[Entries taken from a collection]
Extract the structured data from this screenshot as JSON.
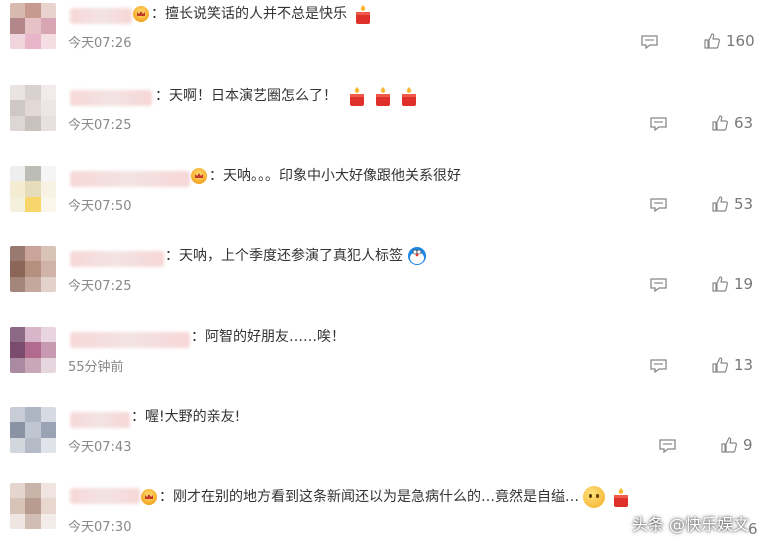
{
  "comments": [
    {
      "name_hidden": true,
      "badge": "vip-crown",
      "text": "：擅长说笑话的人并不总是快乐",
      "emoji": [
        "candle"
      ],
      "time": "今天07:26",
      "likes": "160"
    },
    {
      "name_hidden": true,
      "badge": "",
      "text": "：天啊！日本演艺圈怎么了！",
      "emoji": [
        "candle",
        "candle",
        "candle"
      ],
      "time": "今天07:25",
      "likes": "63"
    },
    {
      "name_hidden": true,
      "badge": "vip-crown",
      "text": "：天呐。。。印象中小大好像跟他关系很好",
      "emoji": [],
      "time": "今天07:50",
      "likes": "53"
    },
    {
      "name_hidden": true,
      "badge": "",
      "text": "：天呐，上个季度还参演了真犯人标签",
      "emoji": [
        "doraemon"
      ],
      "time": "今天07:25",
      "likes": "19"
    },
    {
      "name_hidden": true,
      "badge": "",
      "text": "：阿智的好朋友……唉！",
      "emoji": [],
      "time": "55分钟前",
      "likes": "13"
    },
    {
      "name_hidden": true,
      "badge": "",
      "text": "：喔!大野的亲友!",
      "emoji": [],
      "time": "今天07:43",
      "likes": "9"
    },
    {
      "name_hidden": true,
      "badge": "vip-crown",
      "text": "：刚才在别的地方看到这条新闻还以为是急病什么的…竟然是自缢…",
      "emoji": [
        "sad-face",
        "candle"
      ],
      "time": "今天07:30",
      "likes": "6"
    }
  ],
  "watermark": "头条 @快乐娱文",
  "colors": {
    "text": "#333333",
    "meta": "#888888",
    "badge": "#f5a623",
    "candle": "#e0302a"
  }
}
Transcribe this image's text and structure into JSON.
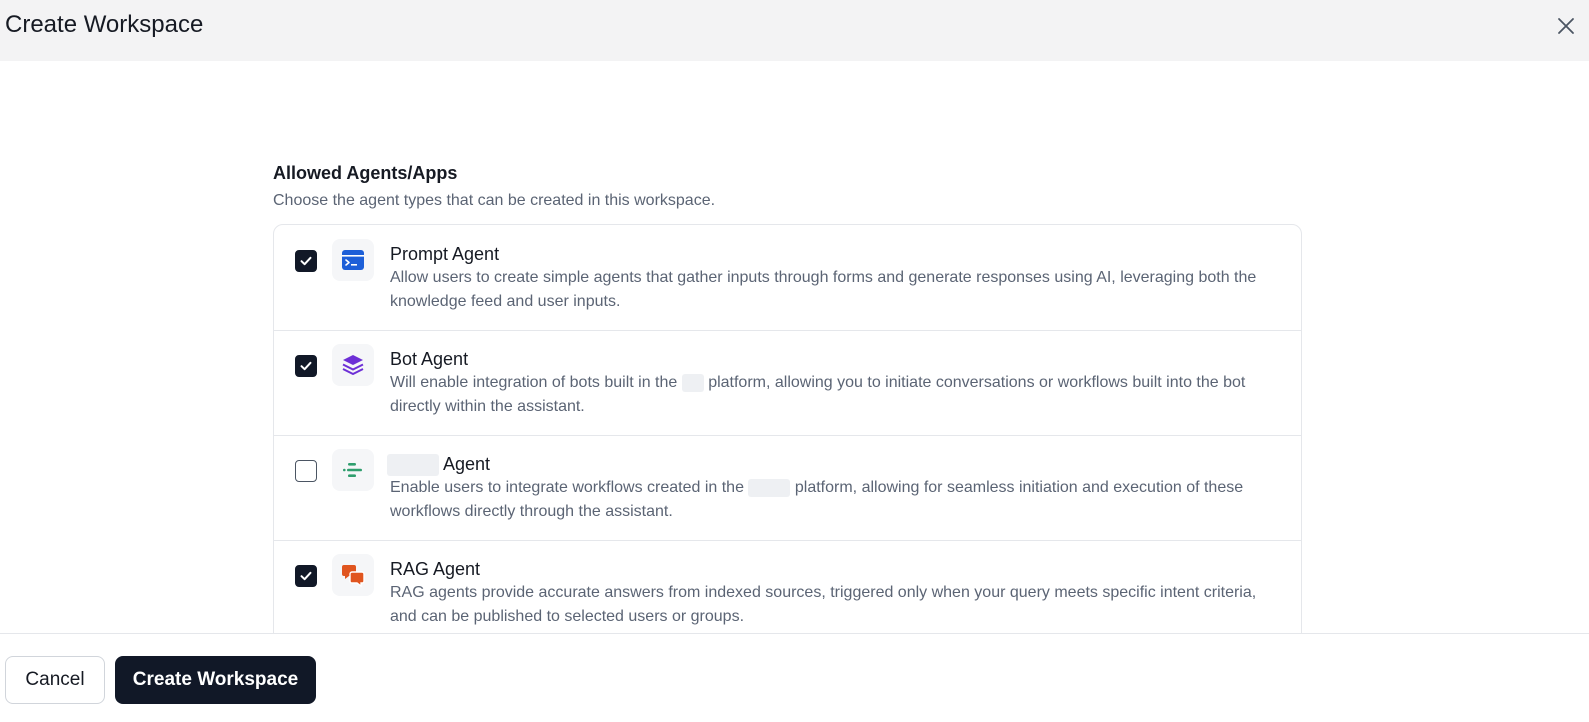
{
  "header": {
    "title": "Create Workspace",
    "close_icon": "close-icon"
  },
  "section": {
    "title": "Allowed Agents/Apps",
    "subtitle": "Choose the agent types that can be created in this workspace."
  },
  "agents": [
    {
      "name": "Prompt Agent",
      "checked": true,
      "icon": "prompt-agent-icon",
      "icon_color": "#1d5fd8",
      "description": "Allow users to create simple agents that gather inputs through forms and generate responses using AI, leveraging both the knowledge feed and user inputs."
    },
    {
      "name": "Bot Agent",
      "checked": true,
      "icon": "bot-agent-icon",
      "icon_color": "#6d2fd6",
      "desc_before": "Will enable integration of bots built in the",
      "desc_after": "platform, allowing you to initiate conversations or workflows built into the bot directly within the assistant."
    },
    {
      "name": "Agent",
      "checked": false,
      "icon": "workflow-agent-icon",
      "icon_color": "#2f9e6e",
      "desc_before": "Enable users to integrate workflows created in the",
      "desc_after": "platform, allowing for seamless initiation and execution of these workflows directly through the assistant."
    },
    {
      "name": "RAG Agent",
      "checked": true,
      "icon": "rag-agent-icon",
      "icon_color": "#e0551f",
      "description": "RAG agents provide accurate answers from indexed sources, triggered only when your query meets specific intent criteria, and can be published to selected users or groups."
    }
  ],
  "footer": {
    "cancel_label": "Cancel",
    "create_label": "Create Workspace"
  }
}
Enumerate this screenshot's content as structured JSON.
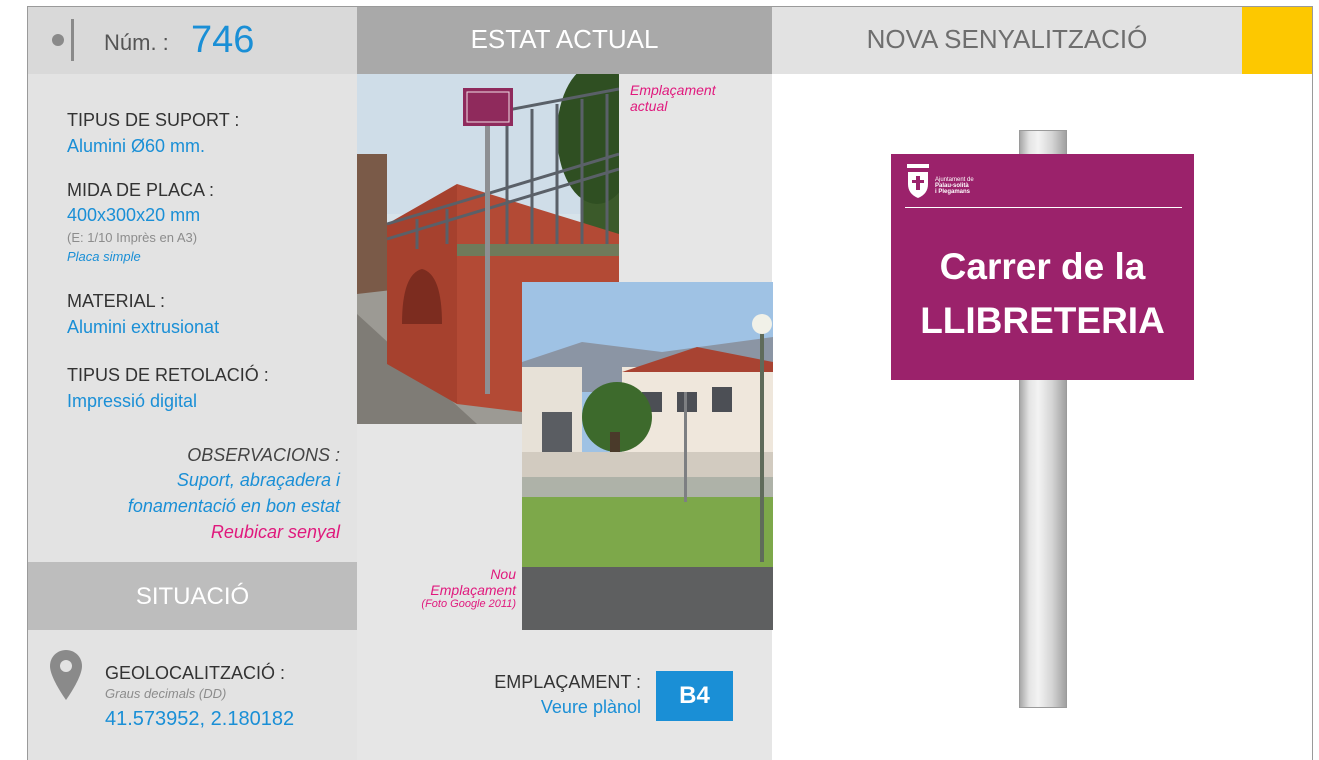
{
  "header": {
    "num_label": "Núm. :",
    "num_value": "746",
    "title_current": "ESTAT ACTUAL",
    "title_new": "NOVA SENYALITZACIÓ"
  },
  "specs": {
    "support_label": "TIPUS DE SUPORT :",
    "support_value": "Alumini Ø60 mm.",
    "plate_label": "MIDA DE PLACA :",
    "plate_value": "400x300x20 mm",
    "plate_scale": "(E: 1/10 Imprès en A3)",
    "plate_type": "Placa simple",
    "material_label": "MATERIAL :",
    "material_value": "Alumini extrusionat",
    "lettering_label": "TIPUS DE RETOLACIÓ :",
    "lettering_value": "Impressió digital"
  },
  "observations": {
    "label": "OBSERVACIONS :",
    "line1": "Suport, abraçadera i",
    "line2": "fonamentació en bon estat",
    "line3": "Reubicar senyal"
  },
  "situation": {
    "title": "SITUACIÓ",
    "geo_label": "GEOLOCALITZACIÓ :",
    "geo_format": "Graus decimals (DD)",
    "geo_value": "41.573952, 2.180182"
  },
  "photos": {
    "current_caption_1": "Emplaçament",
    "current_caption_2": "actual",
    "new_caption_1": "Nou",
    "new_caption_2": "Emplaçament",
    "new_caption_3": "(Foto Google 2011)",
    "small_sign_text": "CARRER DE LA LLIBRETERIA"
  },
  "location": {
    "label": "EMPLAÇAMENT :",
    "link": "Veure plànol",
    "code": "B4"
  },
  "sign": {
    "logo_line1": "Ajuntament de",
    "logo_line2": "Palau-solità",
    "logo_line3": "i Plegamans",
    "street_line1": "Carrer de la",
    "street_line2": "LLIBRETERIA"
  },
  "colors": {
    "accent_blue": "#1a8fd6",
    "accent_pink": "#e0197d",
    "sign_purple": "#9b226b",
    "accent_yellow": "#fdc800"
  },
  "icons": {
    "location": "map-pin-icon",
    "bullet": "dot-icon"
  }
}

**Job:**
Which lines hold the string "directly"? List them all.

**Written response:**
      "desc_after": "platform, allowing you to initiate conversations or workflows built into the bot directly within the assistant."
      "desc_after": "platform, allowing for seamless initiation and execution of these workflows directly through the assistant."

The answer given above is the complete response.